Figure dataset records
********

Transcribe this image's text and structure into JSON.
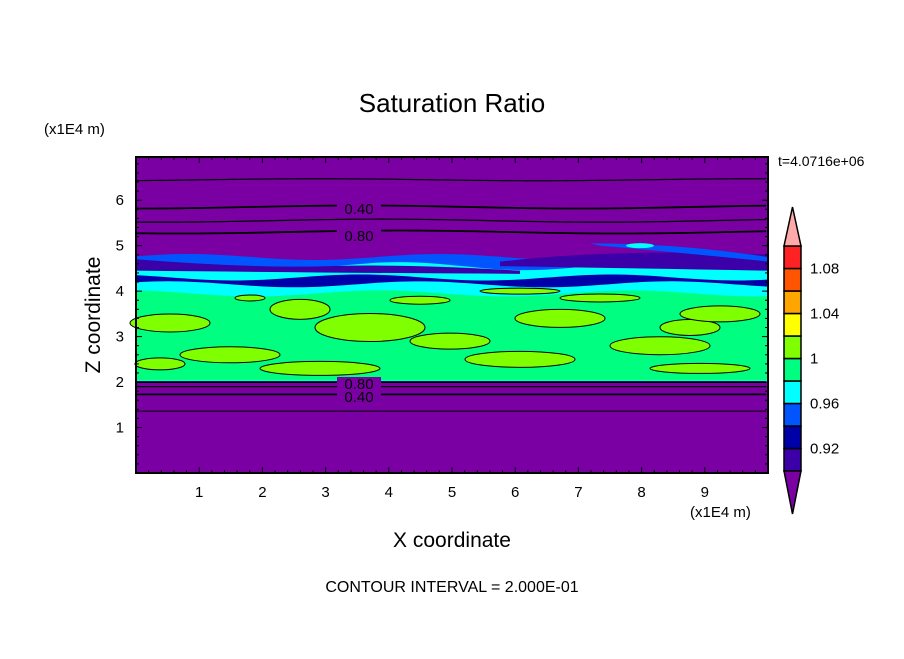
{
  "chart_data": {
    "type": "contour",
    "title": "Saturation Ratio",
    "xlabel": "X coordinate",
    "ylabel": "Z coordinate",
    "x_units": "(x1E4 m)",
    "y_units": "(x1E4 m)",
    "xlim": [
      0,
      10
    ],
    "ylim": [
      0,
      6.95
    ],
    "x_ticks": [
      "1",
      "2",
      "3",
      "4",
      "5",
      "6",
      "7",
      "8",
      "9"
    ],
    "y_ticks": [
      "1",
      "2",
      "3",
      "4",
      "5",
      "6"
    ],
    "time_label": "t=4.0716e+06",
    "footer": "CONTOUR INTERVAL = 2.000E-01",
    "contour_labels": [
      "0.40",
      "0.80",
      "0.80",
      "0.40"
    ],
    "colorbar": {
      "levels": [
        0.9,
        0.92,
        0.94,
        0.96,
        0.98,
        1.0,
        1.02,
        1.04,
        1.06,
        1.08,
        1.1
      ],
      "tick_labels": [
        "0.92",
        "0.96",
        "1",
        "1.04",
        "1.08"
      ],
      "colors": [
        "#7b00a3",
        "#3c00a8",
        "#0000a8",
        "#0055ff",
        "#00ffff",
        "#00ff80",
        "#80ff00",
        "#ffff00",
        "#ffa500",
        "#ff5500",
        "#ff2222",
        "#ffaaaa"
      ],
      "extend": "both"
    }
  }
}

********

What to do:
Omit every picture, then repeat the remaining data exactly as it appears above.

The result:
Transcribe this image's text and structure into JSON.
{
  "chart_data": {
    "type": "contour",
    "title": "Saturation Ratio",
    "xlabel": "X coordinate",
    "ylabel": "Z coordinate",
    "x_units": "(x1E4 m)",
    "y_units": "(x1E4 m)",
    "xlim": [
      0,
      10
    ],
    "ylim": [
      0,
      6.95
    ],
    "x_ticks": [
      "1",
      "2",
      "3",
      "4",
      "5",
      "6",
      "7",
      "8",
      "9"
    ],
    "y_ticks": [
      "1",
      "2",
      "3",
      "4",
      "5",
      "6"
    ],
    "time_label": "t=4.0716e+06",
    "footer": "CONTOUR INTERVAL = 2.000E-01",
    "contour_labels": [
      "0.40",
      "0.80",
      "0.80",
      "0.40"
    ],
    "colorbar": {
      "levels": [
        0.9,
        0.92,
        0.94,
        0.96,
        0.98,
        1.0,
        1.02,
        1.04,
        1.06,
        1.08,
        1.1
      ],
      "tick_labels": [
        "0.92",
        "0.96",
        "1",
        "1.04",
        "1.08"
      ],
      "colors": [
        "#7b00a3",
        "#3c00a8",
        "#0000a8",
        "#0055ff",
        "#00ffff",
        "#00ff80",
        "#80ff00",
        "#ffff00",
        "#ffa500",
        "#ff5500",
        "#ff2222",
        "#ffaaaa"
      ],
      "extend": "both"
    }
  }
}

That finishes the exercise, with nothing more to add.